**DESCRIPTION OF THE TASK**.
Give an exact copy of every line, leaving images out.

=== DATA IN THIS EXERCISE ===

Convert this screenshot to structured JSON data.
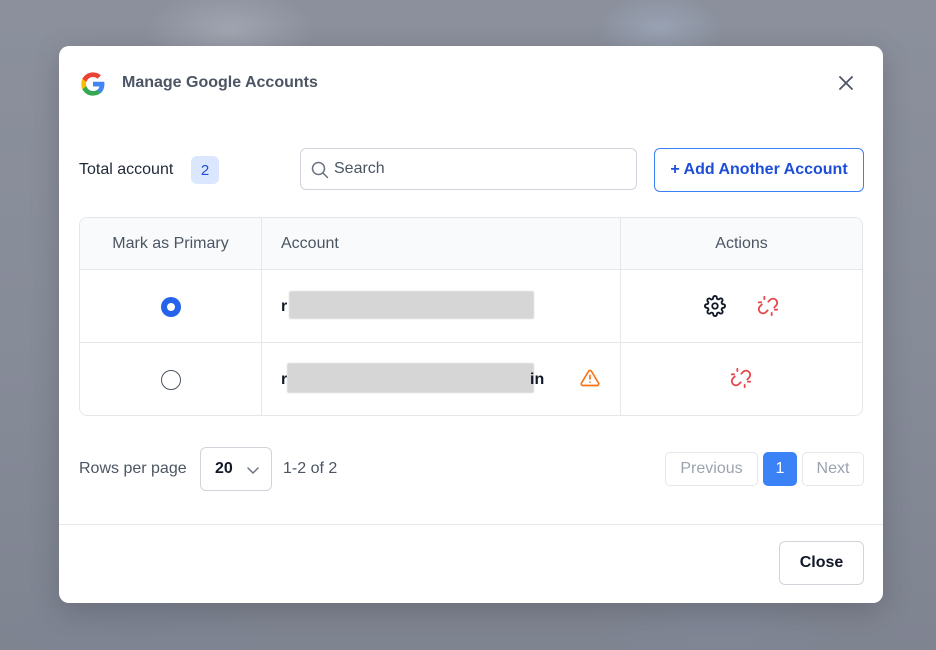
{
  "dialog": {
    "title": "Manage Google Accounts",
    "logo_icon": "google-g-icon",
    "close_icon": "close-icon"
  },
  "toolbar": {
    "total_label": "Total account",
    "total_count": "2",
    "search_placeholder": "Search",
    "search_value": "",
    "add_button_label": "+ Add Another Account"
  },
  "table": {
    "columns": [
      "Mark as Primary",
      "Account",
      "Actions"
    ],
    "rows": [
      {
        "primary": true,
        "account_prefix": "r",
        "account_suffix": "",
        "warning": false,
        "actions": [
          "gear-icon",
          "unlink-icon"
        ]
      },
      {
        "primary": false,
        "account_prefix": "r",
        "account_suffix": "in",
        "warning": true,
        "actions": [
          "unlink-icon"
        ]
      }
    ]
  },
  "pagination": {
    "rows_per_page_label": "Rows per page",
    "rows_per_page_value": "20",
    "range_text": "1-2 of 2",
    "previous_label": "Previous",
    "current_page": "1",
    "next_label": "Next"
  },
  "footer": {
    "close_label": "Close"
  },
  "colors": {
    "primary_blue": "#2563eb",
    "unlink_red": "#e5484d",
    "warning_orange": "#f97316"
  }
}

===

**CORRECT RESPONSE**.
Convert this screenshot to structured JSON data.
{
  "dialog": {
    "title": "Manage Google Accounts",
    "logo_icon": "google-g-icon",
    "close_icon": "close-icon"
  },
  "toolbar": {
    "total_label": "Total account",
    "total_count": "2",
    "search_placeholder": "Search",
    "search_value": "",
    "add_button_label": "+ Add Another Account"
  },
  "table": {
    "columns": [
      "Mark as Primary",
      "Account",
      "Actions"
    ],
    "rows": [
      {
        "primary": true,
        "account_prefix": "r",
        "account_suffix": "",
        "warning": false,
        "actions": [
          "gear-icon",
          "unlink-icon"
        ]
      },
      {
        "primary": false,
        "account_prefix": "r",
        "account_suffix": "in",
        "warning": true,
        "actions": [
          "unlink-icon"
        ]
      }
    ]
  },
  "pagination": {
    "rows_per_page_label": "Rows per page",
    "rows_per_page_value": "20",
    "range_text": "1-2 of 2",
    "previous_label": "Previous",
    "current_page": "1",
    "next_label": "Next"
  },
  "footer": {
    "close_label": "Close"
  },
  "colors": {
    "primary_blue": "#2563eb",
    "unlink_red": "#e5484d",
    "warning_orange": "#f97316"
  }
}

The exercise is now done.